- [Materials provided]:

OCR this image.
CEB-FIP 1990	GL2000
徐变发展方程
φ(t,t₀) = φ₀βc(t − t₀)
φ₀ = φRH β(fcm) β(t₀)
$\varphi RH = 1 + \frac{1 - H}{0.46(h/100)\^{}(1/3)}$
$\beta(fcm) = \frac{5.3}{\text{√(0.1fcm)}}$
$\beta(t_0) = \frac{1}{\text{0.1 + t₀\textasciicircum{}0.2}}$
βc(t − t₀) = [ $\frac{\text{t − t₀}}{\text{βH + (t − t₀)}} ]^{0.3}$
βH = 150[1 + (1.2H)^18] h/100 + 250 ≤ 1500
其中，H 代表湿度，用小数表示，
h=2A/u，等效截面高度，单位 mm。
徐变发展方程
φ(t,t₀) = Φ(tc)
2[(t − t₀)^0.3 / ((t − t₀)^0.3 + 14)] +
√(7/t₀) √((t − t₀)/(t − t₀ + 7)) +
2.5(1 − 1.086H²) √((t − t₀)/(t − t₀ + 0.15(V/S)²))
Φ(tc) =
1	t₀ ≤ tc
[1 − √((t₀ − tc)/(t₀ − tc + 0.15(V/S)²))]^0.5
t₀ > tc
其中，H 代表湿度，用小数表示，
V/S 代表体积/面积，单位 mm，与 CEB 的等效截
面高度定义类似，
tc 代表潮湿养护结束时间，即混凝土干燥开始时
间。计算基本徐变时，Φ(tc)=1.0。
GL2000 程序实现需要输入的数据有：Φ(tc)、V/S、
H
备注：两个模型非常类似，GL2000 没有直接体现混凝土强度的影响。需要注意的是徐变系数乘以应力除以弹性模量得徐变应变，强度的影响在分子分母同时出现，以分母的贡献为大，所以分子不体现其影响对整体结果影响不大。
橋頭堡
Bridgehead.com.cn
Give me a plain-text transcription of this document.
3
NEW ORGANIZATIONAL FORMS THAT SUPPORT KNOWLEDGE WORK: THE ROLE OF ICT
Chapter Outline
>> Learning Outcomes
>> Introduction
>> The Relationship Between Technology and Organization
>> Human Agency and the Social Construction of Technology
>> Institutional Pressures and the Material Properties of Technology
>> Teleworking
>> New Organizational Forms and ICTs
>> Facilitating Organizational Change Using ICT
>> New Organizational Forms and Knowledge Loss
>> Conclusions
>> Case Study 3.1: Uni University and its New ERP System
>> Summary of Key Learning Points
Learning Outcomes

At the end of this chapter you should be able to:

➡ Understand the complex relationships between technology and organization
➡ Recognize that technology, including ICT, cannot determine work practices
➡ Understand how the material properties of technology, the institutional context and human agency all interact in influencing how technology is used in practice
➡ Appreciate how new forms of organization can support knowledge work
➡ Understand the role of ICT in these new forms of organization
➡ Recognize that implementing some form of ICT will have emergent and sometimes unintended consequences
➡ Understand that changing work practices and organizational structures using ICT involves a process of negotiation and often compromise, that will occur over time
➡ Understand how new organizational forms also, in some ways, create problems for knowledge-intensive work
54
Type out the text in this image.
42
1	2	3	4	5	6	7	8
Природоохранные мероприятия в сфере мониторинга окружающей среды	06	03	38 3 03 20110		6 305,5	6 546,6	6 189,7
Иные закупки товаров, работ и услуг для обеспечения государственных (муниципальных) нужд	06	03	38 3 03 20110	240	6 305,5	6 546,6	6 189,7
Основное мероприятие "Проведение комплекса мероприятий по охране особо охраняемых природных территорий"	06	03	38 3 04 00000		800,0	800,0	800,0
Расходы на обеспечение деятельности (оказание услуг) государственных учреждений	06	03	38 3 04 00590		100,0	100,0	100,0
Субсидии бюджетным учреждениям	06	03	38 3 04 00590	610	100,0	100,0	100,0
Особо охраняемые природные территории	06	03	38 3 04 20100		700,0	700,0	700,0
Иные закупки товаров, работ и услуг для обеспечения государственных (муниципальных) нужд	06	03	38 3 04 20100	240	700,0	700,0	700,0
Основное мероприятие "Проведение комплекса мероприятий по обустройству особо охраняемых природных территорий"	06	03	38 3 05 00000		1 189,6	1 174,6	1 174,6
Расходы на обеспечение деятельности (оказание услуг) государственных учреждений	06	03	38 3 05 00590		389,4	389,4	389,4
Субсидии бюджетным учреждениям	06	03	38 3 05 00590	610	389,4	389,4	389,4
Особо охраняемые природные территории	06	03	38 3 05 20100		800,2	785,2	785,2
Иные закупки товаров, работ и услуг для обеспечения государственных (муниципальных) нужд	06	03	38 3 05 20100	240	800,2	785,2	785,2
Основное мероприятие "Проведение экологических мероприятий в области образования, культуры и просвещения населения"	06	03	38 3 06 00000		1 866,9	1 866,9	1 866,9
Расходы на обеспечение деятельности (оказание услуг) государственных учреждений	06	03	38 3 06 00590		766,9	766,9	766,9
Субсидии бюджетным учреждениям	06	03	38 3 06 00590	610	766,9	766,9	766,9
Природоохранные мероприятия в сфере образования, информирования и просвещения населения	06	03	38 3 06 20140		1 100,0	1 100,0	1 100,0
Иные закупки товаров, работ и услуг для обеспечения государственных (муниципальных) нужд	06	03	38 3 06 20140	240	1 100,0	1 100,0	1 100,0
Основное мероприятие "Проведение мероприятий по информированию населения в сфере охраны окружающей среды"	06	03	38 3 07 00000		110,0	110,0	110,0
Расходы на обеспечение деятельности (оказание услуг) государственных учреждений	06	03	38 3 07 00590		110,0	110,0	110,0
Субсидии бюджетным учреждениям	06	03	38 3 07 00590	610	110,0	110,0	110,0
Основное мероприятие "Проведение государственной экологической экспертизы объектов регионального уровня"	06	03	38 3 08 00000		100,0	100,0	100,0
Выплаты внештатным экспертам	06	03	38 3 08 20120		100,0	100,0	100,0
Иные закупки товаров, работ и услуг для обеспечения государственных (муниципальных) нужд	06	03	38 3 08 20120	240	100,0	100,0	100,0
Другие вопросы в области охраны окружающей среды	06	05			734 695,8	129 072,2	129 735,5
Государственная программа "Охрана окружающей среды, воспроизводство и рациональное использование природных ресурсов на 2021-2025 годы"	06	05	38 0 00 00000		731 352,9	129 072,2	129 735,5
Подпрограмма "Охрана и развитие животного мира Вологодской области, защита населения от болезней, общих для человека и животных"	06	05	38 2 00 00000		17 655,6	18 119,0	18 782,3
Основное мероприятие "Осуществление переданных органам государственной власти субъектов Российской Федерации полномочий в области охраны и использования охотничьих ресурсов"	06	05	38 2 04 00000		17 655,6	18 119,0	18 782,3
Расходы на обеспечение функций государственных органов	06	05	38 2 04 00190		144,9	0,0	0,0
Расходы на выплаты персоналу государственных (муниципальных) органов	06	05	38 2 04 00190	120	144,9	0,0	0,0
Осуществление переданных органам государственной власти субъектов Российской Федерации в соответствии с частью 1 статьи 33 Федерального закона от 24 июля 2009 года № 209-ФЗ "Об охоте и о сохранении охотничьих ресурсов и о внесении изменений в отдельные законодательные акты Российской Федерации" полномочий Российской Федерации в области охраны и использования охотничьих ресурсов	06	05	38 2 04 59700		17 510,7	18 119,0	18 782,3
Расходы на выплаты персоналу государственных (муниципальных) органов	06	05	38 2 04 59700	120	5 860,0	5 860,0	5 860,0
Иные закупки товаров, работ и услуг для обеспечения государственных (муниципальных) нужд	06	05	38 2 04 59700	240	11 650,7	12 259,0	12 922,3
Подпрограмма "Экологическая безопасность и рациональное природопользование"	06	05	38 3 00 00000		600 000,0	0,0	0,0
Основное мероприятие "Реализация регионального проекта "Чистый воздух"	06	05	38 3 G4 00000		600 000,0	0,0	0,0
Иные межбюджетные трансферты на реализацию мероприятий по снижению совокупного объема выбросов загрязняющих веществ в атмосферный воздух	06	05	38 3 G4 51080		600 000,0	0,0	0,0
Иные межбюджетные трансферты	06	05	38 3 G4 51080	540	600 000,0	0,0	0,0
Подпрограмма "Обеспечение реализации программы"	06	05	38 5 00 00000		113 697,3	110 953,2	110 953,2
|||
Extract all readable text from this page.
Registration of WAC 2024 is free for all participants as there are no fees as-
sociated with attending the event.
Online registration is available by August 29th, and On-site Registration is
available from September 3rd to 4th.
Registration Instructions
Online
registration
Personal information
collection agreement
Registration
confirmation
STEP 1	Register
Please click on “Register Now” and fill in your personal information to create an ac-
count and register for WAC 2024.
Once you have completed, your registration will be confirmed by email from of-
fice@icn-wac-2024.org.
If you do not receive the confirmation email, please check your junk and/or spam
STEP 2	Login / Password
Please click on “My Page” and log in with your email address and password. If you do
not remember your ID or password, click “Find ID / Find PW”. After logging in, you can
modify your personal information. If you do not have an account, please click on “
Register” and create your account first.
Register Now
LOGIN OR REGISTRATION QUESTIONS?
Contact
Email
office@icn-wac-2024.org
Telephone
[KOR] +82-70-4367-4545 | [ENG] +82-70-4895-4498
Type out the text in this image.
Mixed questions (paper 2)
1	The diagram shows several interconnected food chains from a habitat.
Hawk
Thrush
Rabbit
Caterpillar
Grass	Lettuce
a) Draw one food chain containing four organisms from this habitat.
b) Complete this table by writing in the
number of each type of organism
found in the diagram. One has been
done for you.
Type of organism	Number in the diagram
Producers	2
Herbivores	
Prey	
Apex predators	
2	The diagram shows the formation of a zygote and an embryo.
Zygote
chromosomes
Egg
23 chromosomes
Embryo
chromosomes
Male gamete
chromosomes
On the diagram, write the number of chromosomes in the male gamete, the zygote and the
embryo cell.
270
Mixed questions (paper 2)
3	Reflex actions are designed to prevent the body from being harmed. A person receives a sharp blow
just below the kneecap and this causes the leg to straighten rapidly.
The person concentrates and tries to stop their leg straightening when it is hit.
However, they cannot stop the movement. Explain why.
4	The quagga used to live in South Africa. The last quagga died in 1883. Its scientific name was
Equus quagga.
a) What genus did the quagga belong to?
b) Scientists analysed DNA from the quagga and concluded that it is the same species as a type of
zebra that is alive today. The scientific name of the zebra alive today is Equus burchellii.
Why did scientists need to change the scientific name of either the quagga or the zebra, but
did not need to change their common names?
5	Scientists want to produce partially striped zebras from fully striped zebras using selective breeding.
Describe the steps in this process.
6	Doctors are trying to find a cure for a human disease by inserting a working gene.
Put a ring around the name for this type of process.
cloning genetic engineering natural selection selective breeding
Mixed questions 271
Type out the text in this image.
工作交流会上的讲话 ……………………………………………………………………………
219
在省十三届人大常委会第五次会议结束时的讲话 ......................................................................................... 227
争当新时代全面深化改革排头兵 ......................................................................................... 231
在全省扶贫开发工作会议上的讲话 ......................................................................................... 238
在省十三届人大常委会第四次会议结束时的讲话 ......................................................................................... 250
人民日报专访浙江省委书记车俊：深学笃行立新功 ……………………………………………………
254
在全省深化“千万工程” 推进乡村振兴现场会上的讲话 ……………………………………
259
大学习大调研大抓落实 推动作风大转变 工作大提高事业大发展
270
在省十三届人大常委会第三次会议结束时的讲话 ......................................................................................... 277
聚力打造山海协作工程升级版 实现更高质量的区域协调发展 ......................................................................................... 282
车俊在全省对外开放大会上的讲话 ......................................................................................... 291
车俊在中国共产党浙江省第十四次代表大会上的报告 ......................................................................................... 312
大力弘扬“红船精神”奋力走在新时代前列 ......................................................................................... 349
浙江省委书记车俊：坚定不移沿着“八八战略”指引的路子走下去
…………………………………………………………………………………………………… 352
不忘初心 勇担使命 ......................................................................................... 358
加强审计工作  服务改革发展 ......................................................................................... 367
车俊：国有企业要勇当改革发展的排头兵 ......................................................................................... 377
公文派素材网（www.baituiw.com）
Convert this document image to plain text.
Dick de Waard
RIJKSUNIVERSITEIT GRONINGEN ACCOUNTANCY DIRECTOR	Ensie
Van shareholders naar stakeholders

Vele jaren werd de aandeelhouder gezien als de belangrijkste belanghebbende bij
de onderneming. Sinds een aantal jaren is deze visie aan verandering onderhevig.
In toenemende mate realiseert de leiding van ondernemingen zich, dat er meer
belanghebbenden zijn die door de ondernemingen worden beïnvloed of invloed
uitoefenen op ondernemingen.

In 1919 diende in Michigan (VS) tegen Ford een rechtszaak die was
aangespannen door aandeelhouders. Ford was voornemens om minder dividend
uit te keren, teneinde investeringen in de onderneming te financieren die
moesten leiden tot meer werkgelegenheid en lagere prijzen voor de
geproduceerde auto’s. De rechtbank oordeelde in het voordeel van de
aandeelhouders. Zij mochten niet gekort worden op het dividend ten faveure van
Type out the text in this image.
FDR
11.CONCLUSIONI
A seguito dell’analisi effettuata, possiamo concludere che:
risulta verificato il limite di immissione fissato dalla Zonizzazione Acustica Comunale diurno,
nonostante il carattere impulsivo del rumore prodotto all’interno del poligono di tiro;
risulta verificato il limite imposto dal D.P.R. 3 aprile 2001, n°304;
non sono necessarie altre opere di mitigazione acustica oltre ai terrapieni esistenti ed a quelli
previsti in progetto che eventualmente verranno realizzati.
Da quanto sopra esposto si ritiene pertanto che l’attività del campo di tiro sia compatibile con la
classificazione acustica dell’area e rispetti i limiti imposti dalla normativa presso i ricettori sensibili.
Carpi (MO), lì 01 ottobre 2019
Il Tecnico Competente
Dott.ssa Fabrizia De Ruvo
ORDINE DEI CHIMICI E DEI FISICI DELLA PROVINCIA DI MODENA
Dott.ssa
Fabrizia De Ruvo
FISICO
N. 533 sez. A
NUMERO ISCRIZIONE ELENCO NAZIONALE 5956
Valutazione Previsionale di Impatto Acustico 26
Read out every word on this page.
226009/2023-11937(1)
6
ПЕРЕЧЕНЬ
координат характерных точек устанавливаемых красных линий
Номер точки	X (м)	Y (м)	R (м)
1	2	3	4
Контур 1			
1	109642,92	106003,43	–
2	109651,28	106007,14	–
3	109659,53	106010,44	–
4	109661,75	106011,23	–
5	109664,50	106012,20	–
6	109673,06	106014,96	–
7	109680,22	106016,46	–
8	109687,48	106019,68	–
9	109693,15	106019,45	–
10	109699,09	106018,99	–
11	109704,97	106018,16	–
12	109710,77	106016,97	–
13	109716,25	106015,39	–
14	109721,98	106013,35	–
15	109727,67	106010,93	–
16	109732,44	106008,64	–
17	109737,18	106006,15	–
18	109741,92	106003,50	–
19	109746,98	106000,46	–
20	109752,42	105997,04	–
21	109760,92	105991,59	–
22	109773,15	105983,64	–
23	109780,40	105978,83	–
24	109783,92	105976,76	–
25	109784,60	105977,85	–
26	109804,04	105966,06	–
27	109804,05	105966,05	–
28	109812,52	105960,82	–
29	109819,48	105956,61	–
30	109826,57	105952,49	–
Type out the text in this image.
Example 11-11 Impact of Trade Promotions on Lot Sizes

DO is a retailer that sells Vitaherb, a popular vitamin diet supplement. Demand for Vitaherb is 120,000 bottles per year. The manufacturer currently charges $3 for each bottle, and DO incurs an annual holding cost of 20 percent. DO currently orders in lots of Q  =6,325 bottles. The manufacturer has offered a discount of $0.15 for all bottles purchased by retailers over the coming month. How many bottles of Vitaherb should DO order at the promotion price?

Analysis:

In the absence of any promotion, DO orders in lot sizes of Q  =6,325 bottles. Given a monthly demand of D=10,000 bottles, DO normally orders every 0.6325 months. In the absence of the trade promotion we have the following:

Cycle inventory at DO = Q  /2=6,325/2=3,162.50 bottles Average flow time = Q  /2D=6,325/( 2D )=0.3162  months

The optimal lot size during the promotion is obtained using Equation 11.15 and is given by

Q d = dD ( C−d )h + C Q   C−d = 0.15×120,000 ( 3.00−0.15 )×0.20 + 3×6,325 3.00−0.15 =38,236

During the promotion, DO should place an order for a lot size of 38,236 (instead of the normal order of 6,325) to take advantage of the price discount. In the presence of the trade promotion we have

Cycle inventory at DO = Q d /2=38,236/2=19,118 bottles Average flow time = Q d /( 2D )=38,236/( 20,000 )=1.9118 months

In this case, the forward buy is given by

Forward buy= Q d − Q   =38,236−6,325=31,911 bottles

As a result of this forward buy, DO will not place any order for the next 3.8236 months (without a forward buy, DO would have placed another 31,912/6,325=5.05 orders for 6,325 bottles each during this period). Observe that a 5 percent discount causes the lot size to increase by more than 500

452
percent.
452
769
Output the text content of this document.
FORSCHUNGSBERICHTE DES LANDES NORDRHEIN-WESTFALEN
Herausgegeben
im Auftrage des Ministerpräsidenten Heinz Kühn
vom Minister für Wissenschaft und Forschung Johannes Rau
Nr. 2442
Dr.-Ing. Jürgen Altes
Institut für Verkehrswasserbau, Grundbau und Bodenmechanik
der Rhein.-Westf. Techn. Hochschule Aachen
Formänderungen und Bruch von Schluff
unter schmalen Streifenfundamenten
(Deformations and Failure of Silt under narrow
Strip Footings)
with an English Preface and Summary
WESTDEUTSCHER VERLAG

- [Exercise objective]: List each line in the listing that contains the string "территории".

- [Written response]:
Особо охраняемые природные территории	06	03	38 3 04 20100		700,0	700,0	700,0
Особо охраняемые природные территории	06	03	38 3 05 20100		800,2	785,2	785,2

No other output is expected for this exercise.